** start of AVAILABLE DATA **

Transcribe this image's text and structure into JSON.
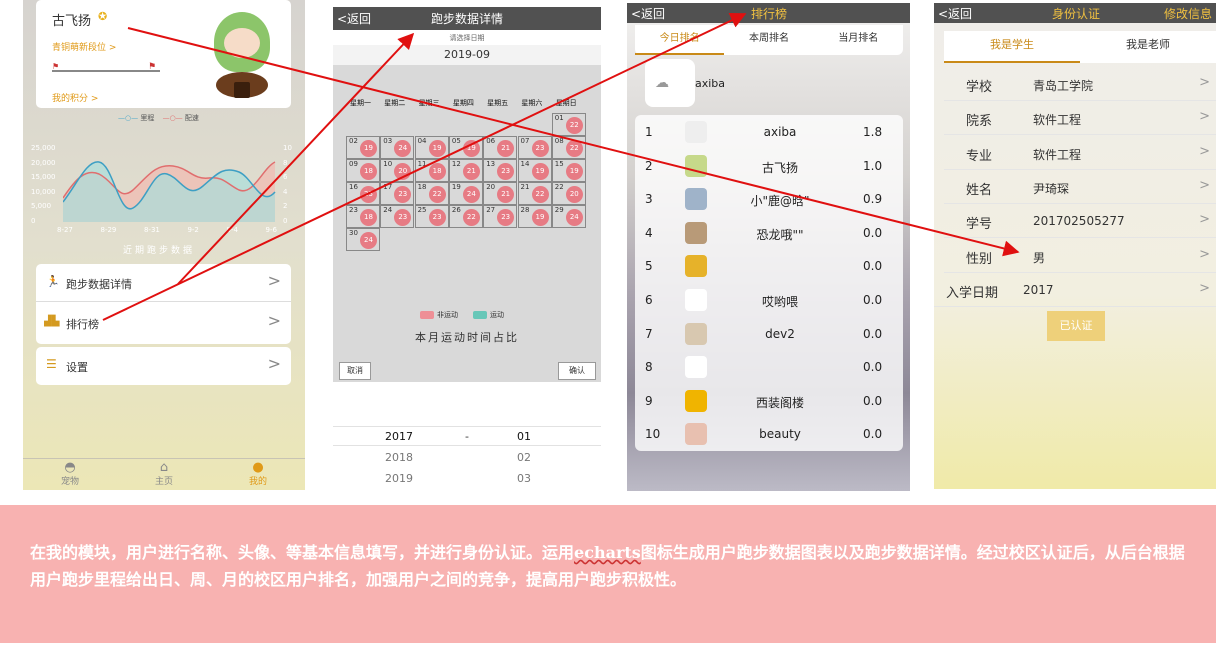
{
  "p1": {
    "user_name": "古飞扬",
    "level_link": "青铜萌新段位 >",
    "points_link": "我的积分 >",
    "legend": [
      "里程",
      "配速"
    ],
    "y_ticks_left": [
      "25,000",
      "20,000",
      "15,000",
      "10,000",
      "5,000",
      "0"
    ],
    "y_ticks_right": [
      "10",
      "8",
      "6",
      "4",
      "2",
      "0"
    ],
    "x_ticks": [
      "8-27",
      "8-29",
      "8-31",
      "9-2",
      "9-4",
      "9-6"
    ],
    "chart_caption": "近期跑步数据",
    "menu": [
      {
        "label": "跑步数据详情"
      },
      {
        "label": "排行榜"
      },
      {
        "label": "设置"
      }
    ],
    "tabbar": [
      {
        "label": "宠物"
      },
      {
        "label": "主页"
      },
      {
        "label": "我的"
      }
    ]
  },
  "p2": {
    "nav_back": "<返回",
    "nav_title": "跑步数据详情",
    "date_prompt": "请选择日期",
    "date_value": "2019-09",
    "weekdays": [
      "星期一",
      "星期二",
      "星期三",
      "星期四",
      "星期五",
      "星期六",
      "星期日"
    ],
    "days": [
      "01",
      "02",
      "03",
      "04",
      "05",
      "06",
      "07",
      "08",
      "09",
      "10",
      "11",
      "12",
      "13",
      "14",
      "15",
      "16",
      "17",
      "18",
      "19",
      "20",
      "21",
      "22",
      "23",
      "24",
      "25",
      "26",
      "27",
      "28",
      "29",
      "30"
    ],
    "pie_values": [
      "22",
      "19",
      "24",
      "19",
      "19",
      "21",
      "23",
      "22",
      "18",
      "20",
      "18",
      "21",
      "23",
      "19",
      "19",
      "23",
      "23",
      "22",
      "24",
      "21",
      "22",
      "20",
      "18",
      "23",
      "23",
      "22",
      "23",
      "19",
      "24",
      "24"
    ],
    "legend_not": "非运动",
    "legend_yes": "运动",
    "caption": "本月运动时间占比",
    "cancel": "取消",
    "confirm": "确认",
    "picker": [
      {
        "year": "2017",
        "sep": "-",
        "month": "01"
      },
      {
        "year": "2018",
        "sep": "",
        "month": "02"
      },
      {
        "year": "2019",
        "sep": "",
        "month": "03"
      }
    ]
  },
  "p3": {
    "nav_back": "<返回",
    "nav_title": "排行榜",
    "tabs": [
      "今日排名",
      "本周排名",
      "当月排名"
    ],
    "me_name": "axiba",
    "rows": [
      {
        "rank": "1",
        "name": "axiba",
        "score": "1.8"
      },
      {
        "rank": "2",
        "name": "古飞扬",
        "score": "1.0"
      },
      {
        "rank": "3",
        "name": "小\"鹿@晗\"",
        "score": "0.9"
      },
      {
        "rank": "4",
        "name": "恐龙哦\"\"",
        "score": "0.0"
      },
      {
        "rank": "5",
        "name": "",
        "score": "0.0"
      },
      {
        "rank": "6",
        "name": "哎哟喂",
        "score": "0.0"
      },
      {
        "rank": "7",
        "name": "dev2",
        "score": "0.0"
      },
      {
        "rank": "8",
        "name": "",
        "score": "0.0"
      },
      {
        "rank": "9",
        "name": "西装阁楼",
        "score": "0.0"
      },
      {
        "rank": "10",
        "name": "beauty",
        "score": "0.0"
      }
    ]
  },
  "p4": {
    "nav_back": "<返回",
    "nav_title": "身份认证",
    "nav_edit": "修改信息",
    "tabs": [
      "我是学生",
      "我是老师"
    ],
    "rows": [
      {
        "label": "学校",
        "value": "青岛工学院"
      },
      {
        "label": "院系",
        "value": "软件工程"
      },
      {
        "label": "专业",
        "value": "软件工程"
      },
      {
        "label": "姓名",
        "value": "尹琦琛"
      },
      {
        "label": "学号",
        "value": "201702505277"
      },
      {
        "label": "性别",
        "value": "男"
      },
      {
        "label": "入学日期",
        "value": "2017"
      }
    ],
    "verified": "已认证"
  },
  "banner": {
    "text_before": "在我的模块，用户进行名称、头像、等基本信息填写，并进行身份认证。运用",
    "text_link": "echarts",
    "text_after": "图标生成用户跑步数据图表以及跑步数据详情。经过校区认证后，从后台根据用户跑步里程给出日、周、月的校区用户排名，加强用户之间的竞争，提高用户跑步积极性。"
  },
  "colors": {
    "gold": "#c98a18",
    "pink": "#e77b84",
    "teal": "#67c7b8",
    "banner": "#f8b2b1",
    "arrow": "#e01010"
  }
}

** end of AVAILABLE DATA **

■ GIVEN INSTRUCTION
Reproduce the whole listing exactly, but not the images in it.

■ WRITTEN SOLUTION
Transcribe this image's text and structure into JSON.
{
  "p1": {
    "user_name": "古飞扬",
    "level_link": "青铜萌新段位 >",
    "points_link": "我的积分 >",
    "legend": [
      "里程",
      "配速"
    ],
    "y_ticks_left": [
      "25,000",
      "20,000",
      "15,000",
      "10,000",
      "5,000",
      "0"
    ],
    "y_ticks_right": [
      "10",
      "8",
      "6",
      "4",
      "2",
      "0"
    ],
    "x_ticks": [
      "8-27",
      "8-29",
      "8-31",
      "9-2",
      "9-4",
      "9-6"
    ],
    "chart_caption": "近期跑步数据",
    "menu": [
      {
        "label": "跑步数据详情"
      },
      {
        "label": "排行榜"
      },
      {
        "label": "设置"
      }
    ],
    "tabbar": [
      {
        "label": "宠物"
      },
      {
        "label": "主页"
      },
      {
        "label": "我的"
      }
    ]
  },
  "p2": {
    "nav_back": "<返回",
    "nav_title": "跑步数据详情",
    "date_prompt": "请选择日期",
    "date_value": "2019-09",
    "weekdays": [
      "星期一",
      "星期二",
      "星期三",
      "星期四",
      "星期五",
      "星期六",
      "星期日"
    ],
    "days": [
      "01",
      "02",
      "03",
      "04",
      "05",
      "06",
      "07",
      "08",
      "09",
      "10",
      "11",
      "12",
      "13",
      "14",
      "15",
      "16",
      "17",
      "18",
      "19",
      "20",
      "21",
      "22",
      "23",
      "24",
      "25",
      "26",
      "27",
      "28",
      "29",
      "30"
    ],
    "pie_values": [
      "22",
      "19",
      "24",
      "19",
      "19",
      "21",
      "23",
      "22",
      "18",
      "20",
      "18",
      "21",
      "23",
      "19",
      "19",
      "23",
      "23",
      "22",
      "24",
      "21",
      "22",
      "20",
      "18",
      "23",
      "23",
      "22",
      "23",
      "19",
      "24",
      "24"
    ],
    "legend_not": "非运动",
    "legend_yes": "运动",
    "caption": "本月运动时间占比",
    "cancel": "取消",
    "confirm": "确认",
    "picker": [
      {
        "year": "2017",
        "sep": "-",
        "month": "01"
      },
      {
        "year": "2018",
        "sep": "",
        "month": "02"
      },
      {
        "year": "2019",
        "sep": "",
        "month": "03"
      }
    ]
  },
  "p3": {
    "nav_back": "<返回",
    "nav_title": "排行榜",
    "tabs": [
      "今日排名",
      "本周排名",
      "当月排名"
    ],
    "me_name": "axiba",
    "rows": [
      {
        "rank": "1",
        "name": "axiba",
        "score": "1.8"
      },
      {
        "rank": "2",
        "name": "古飞扬",
        "score": "1.0"
      },
      {
        "rank": "3",
        "name": "小\"鹿@晗\"",
        "score": "0.9"
      },
      {
        "rank": "4",
        "name": "恐龙哦\"\"",
        "score": "0.0"
      },
      {
        "rank": "5",
        "name": "",
        "score": "0.0"
      },
      {
        "rank": "6",
        "name": "哎哟喂",
        "score": "0.0"
      },
      {
        "rank": "7",
        "name": "dev2",
        "score": "0.0"
      },
      {
        "rank": "8",
        "name": "",
        "score": "0.0"
      },
      {
        "rank": "9",
        "name": "西装阁楼",
        "score": "0.0"
      },
      {
        "rank": "10",
        "name": "beauty",
        "score": "0.0"
      }
    ]
  },
  "p4": {
    "nav_back": "<返回",
    "nav_title": "身份认证",
    "nav_edit": "修改信息",
    "tabs": [
      "我是学生",
      "我是老师"
    ],
    "rows": [
      {
        "label": "学校",
        "value": "青岛工学院"
      },
      {
        "label": "院系",
        "value": "软件工程"
      },
      {
        "label": "专业",
        "value": "软件工程"
      },
      {
        "label": "姓名",
        "value": "尹琦琛"
      },
      {
        "label": "学号",
        "value": "201702505277"
      },
      {
        "label": "性别",
        "value": "男"
      },
      {
        "label": "入学日期",
        "value": "2017"
      }
    ],
    "verified": "已认证"
  },
  "banner": {
    "text_before": "在我的模块，用户进行名称、头像、等基本信息填写，并进行身份认证。运用",
    "text_link": "echarts",
    "text_after": "图标生成用户跑步数据图表以及跑步数据详情。经过校区认证后，从后台根据用户跑步里程给出日、周、月的校区用户排名，加强用户之间的竞争，提高用户跑步积极性。"
  },
  "colors": {
    "gold": "#c98a18",
    "pink": "#e77b84",
    "teal": "#67c7b8",
    "banner": "#f8b2b1",
    "arrow": "#e01010"
  }
}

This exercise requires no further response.